Out of the lines below, please list those that hold the string "marginal".

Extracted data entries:
☆ ☆ ☆ ☆
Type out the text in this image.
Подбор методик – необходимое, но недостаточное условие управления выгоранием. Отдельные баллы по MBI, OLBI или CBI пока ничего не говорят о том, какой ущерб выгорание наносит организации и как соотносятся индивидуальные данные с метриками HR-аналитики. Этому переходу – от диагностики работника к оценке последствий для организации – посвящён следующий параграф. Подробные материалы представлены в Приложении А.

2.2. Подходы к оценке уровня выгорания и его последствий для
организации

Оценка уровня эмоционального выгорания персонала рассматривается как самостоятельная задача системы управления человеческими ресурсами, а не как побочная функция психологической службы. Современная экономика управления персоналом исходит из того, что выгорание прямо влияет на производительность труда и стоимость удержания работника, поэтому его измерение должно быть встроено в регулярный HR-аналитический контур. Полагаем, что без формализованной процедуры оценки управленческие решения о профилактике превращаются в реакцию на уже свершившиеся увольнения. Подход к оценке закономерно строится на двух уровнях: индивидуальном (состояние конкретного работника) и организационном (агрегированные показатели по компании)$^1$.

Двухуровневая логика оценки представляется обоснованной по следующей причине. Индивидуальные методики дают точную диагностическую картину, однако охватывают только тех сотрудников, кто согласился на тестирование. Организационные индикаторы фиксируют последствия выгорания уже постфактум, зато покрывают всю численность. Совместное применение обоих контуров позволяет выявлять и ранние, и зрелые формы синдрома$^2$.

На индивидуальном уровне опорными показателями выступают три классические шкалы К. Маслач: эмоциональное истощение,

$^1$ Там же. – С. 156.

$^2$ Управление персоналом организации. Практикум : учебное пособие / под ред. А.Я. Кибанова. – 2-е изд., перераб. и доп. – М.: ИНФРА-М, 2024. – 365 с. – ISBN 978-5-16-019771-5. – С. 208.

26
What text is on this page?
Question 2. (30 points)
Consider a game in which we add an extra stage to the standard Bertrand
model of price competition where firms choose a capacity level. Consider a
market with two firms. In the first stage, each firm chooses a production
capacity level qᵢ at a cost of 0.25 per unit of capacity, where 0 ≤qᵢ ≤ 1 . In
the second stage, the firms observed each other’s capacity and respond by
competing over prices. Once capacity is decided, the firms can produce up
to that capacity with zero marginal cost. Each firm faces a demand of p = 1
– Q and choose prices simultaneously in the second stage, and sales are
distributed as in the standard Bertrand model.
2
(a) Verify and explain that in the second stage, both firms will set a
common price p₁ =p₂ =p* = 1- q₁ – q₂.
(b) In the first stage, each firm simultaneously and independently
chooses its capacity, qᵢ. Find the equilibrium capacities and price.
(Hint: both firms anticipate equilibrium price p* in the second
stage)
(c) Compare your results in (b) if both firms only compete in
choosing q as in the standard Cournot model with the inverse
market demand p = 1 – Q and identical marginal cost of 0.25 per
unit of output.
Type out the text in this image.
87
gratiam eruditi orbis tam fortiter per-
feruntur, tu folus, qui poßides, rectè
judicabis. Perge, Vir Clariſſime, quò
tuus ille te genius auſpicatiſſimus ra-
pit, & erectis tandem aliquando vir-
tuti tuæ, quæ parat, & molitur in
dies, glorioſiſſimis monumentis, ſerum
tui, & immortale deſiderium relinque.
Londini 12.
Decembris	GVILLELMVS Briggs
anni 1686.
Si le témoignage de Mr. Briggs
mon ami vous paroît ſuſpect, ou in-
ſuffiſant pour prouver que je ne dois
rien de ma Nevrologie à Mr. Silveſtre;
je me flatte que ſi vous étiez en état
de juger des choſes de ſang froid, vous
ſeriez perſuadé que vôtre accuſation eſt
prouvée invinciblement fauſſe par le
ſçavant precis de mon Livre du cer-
☆ ☆ ☆ ☆
**Response to this task:**
to that capacity with zero marginal cost. Each firm faces a demand of p = 1
market demand p = 1 – Q and identical marginal cost of 0.25 per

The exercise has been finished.